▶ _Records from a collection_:

== == ==

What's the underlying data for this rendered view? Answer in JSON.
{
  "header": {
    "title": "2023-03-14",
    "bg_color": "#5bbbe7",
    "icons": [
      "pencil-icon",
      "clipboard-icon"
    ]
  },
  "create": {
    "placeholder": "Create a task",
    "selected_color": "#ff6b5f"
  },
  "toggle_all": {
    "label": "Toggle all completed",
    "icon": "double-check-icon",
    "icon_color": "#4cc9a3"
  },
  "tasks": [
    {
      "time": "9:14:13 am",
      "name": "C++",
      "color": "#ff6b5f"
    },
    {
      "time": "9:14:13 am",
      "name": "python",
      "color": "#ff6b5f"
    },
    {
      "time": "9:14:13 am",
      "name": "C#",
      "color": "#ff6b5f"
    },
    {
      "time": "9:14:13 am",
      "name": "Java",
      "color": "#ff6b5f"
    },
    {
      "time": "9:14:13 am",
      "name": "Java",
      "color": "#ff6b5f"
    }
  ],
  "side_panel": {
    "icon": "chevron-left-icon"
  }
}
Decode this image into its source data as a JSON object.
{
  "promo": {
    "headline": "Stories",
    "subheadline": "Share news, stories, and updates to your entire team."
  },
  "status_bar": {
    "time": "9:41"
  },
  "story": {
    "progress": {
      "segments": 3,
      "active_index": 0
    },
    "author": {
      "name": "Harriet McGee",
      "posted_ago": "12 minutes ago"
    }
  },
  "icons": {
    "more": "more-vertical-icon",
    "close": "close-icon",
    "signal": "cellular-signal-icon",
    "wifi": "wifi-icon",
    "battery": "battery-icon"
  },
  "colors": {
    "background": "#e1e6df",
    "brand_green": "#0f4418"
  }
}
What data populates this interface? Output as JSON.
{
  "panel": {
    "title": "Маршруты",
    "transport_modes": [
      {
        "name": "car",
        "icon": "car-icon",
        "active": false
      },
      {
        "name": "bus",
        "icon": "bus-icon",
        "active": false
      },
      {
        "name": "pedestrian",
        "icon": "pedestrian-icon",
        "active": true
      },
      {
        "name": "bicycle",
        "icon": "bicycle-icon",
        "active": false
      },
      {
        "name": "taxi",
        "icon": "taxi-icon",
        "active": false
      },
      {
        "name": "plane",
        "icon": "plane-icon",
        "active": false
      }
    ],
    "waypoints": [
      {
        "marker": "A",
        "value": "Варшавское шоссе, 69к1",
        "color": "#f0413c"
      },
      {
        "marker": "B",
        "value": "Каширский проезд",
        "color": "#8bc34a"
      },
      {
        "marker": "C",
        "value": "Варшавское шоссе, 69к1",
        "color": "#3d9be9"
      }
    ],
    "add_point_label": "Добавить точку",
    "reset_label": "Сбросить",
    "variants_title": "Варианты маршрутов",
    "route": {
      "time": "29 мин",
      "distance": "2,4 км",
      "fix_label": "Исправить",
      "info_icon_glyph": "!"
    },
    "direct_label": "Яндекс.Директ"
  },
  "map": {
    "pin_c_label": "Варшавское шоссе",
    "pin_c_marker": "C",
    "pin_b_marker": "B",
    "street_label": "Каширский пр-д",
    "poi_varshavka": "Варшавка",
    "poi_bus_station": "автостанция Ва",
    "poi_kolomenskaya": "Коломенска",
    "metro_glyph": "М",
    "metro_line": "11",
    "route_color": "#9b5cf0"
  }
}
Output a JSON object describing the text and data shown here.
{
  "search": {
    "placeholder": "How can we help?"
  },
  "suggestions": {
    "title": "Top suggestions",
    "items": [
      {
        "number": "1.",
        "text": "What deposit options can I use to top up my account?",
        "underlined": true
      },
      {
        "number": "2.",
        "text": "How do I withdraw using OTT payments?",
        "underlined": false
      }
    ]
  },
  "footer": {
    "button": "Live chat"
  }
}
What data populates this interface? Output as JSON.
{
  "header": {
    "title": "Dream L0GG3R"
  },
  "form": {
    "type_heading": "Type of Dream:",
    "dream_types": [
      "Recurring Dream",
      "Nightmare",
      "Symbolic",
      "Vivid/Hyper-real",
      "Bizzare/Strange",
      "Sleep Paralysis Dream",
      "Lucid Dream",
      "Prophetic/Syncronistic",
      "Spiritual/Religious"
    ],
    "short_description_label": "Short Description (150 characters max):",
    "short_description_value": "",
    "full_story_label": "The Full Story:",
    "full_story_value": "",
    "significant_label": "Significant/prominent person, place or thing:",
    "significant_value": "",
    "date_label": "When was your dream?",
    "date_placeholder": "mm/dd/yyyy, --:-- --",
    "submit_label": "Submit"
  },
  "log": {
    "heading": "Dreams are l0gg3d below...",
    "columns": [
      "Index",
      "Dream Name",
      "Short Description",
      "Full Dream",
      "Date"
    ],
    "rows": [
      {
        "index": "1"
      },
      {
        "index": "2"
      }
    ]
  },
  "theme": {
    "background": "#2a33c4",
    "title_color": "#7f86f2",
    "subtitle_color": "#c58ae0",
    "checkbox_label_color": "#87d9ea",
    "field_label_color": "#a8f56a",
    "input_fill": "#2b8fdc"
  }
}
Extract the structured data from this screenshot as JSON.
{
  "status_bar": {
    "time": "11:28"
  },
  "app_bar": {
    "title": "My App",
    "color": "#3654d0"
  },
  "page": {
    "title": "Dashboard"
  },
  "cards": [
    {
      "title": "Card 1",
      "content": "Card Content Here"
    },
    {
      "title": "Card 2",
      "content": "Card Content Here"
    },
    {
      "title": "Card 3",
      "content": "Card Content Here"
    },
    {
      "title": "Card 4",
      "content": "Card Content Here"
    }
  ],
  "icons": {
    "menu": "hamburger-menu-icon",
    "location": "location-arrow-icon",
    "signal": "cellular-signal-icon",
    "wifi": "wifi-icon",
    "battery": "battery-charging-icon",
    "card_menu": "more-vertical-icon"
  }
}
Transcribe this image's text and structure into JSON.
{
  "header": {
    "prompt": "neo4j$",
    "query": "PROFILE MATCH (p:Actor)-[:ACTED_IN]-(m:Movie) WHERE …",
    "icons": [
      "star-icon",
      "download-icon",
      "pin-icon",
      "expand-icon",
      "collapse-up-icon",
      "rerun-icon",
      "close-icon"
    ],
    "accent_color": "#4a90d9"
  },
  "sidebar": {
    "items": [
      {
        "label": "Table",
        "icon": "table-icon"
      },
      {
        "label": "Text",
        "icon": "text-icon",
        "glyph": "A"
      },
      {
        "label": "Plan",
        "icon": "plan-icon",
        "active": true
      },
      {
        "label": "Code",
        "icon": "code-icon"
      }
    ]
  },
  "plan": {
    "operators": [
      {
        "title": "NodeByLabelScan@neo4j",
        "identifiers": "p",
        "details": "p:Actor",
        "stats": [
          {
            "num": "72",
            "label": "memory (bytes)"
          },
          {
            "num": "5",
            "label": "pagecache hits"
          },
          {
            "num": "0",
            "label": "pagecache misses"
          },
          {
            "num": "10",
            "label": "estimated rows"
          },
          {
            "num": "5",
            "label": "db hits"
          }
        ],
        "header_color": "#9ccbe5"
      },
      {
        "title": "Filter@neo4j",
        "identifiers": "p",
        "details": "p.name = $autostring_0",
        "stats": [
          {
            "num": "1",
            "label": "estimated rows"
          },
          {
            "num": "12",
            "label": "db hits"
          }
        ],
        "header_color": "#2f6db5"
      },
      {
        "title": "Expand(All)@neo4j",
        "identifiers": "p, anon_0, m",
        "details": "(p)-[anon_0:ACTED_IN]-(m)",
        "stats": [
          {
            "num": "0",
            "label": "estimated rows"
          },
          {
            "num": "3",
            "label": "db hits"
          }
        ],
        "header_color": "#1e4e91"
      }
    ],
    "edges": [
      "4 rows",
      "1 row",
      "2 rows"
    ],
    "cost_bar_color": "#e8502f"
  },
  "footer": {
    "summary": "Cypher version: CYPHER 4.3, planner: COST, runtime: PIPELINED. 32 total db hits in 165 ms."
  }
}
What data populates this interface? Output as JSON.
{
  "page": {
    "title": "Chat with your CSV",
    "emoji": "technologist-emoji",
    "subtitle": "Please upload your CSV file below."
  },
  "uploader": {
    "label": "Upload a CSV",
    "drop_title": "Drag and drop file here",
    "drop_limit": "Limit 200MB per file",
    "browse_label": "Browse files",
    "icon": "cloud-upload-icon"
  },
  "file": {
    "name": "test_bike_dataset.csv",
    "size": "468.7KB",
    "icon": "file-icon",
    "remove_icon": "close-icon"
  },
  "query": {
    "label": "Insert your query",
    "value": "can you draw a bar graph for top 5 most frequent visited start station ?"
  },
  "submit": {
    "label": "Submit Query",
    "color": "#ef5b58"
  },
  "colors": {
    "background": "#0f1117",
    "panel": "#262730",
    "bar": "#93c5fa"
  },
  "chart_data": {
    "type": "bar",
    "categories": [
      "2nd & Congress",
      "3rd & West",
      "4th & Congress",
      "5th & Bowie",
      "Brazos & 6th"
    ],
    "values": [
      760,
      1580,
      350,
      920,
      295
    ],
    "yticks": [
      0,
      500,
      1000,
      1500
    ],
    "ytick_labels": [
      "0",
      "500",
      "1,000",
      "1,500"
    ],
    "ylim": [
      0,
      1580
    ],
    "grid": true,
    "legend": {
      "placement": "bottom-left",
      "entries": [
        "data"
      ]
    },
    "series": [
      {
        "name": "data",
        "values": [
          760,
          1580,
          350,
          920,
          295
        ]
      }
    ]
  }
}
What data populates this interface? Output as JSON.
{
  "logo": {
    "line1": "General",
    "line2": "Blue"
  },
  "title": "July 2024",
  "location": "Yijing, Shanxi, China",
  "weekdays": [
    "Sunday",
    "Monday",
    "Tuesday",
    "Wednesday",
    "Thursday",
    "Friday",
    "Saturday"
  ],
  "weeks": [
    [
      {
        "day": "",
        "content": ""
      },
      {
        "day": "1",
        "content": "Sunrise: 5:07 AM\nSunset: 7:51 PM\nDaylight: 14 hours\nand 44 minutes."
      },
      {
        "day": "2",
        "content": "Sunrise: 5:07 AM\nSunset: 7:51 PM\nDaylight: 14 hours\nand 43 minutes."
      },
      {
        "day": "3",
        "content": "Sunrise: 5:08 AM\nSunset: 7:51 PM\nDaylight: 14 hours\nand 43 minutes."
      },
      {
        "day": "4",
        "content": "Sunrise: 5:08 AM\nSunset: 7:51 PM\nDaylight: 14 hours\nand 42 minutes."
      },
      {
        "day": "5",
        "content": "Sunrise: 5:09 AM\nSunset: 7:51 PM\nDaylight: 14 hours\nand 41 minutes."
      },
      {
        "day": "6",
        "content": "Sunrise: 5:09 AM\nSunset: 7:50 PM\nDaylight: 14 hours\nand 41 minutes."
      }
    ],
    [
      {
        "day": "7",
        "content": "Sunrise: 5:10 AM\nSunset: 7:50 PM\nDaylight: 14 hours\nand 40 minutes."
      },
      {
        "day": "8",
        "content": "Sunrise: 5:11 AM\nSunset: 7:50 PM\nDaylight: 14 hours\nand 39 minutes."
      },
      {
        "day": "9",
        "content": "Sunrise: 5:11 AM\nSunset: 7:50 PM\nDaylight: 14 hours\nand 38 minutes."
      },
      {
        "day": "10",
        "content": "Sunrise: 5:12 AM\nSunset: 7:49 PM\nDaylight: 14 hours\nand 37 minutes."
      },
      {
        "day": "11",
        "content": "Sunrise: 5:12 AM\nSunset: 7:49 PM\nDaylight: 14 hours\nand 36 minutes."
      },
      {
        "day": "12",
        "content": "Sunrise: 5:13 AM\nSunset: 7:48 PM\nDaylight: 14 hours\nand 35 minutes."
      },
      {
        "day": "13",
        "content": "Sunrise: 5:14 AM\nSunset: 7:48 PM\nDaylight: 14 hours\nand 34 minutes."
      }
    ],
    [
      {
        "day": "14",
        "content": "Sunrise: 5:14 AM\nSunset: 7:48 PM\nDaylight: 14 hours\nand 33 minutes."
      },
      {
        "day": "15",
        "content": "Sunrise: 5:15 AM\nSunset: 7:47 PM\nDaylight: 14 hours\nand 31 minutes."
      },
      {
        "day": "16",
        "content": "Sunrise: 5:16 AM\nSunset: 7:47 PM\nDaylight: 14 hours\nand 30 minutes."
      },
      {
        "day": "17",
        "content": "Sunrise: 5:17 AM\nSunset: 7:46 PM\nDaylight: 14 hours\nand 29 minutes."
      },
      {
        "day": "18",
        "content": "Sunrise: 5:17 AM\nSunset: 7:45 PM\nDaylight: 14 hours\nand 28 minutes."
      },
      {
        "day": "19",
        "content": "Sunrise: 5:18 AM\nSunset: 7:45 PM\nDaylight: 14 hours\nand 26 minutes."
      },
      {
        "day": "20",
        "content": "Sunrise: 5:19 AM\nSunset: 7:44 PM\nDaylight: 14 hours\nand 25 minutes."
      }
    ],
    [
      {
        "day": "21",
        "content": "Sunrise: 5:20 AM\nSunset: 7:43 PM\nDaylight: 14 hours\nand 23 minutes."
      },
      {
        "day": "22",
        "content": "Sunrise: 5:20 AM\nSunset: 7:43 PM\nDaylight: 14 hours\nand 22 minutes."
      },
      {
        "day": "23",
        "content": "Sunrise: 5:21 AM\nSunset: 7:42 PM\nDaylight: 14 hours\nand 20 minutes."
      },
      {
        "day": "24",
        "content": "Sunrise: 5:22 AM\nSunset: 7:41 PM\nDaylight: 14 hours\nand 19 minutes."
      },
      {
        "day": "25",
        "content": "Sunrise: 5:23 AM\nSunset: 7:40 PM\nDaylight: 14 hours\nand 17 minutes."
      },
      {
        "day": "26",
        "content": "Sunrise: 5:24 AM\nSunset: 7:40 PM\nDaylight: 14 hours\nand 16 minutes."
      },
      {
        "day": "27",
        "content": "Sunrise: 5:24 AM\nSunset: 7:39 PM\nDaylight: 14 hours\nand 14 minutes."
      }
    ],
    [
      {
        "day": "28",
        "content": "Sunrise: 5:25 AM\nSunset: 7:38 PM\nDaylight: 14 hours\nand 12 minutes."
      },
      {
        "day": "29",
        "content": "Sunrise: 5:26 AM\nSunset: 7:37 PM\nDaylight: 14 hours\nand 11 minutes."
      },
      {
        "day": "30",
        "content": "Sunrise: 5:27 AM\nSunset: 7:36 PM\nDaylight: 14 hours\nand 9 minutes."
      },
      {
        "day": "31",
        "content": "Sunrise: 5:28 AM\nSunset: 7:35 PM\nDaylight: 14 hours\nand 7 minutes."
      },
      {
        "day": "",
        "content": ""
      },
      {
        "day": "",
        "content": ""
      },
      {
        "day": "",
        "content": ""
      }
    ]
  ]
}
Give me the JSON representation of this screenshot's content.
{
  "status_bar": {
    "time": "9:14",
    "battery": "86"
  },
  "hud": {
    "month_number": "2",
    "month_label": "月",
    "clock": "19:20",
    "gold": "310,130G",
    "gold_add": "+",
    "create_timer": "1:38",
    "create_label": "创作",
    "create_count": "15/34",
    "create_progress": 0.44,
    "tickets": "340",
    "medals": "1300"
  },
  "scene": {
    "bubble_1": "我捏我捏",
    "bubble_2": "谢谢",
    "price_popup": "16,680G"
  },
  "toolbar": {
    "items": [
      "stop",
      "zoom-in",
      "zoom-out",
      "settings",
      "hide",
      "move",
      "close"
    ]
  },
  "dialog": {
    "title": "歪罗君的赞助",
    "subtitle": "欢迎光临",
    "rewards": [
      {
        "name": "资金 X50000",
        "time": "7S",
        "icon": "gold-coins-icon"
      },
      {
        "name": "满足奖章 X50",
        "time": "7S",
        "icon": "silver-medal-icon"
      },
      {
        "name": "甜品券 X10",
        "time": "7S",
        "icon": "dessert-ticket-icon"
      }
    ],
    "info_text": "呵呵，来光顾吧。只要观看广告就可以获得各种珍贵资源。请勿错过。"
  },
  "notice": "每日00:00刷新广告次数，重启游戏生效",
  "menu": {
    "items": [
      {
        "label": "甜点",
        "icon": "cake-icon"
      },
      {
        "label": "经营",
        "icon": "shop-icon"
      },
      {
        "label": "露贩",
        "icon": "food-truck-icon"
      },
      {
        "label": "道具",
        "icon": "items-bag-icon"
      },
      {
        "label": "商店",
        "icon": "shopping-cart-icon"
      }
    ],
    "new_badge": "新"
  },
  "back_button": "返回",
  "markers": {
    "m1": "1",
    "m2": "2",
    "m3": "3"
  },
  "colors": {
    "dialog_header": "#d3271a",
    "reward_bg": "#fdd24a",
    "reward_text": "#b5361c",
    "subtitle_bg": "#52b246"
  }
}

== == ==

Search the entries for the word "object" and copy every line that has it.

Decode this image into its source data as a JSON object.
Output a JSON object describing the text and data shown here.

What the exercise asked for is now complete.